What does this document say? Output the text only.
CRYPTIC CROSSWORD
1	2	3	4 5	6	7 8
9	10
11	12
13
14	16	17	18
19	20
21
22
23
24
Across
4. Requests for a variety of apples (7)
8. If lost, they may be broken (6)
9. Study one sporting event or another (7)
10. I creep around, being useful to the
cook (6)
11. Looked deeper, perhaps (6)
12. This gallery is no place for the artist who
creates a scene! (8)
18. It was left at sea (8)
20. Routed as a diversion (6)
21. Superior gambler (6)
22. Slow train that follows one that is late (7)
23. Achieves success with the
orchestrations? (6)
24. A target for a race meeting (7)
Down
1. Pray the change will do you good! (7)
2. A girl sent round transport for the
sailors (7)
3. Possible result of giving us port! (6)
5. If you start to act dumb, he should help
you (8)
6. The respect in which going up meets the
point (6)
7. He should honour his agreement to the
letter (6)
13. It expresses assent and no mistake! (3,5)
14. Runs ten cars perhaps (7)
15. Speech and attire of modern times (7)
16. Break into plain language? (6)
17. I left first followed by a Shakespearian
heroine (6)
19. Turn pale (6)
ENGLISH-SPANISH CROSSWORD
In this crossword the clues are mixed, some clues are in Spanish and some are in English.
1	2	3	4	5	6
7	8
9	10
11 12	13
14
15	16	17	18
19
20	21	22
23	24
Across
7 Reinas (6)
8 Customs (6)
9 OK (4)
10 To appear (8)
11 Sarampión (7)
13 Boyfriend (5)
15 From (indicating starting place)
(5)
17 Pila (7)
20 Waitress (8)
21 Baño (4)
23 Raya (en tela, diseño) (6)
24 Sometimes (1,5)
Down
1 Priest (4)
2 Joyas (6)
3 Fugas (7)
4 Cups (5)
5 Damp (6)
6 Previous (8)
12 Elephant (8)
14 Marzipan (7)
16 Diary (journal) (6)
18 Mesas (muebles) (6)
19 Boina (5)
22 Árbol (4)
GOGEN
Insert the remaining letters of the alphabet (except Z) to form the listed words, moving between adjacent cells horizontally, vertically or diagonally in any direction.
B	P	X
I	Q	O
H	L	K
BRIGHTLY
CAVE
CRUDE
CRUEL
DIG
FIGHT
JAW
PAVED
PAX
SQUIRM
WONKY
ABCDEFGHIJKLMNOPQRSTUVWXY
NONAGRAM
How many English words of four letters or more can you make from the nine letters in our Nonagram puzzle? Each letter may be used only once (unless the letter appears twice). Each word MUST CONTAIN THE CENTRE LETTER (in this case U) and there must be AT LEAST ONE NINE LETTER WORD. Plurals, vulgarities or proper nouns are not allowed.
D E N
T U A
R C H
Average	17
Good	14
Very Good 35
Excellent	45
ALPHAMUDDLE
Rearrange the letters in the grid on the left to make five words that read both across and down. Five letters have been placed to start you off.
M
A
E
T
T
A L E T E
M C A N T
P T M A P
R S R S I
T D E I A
####################
-- Brief --
From the entries, find how many lines contain "perhaps" and give the number alone.

-- Result of the task --
2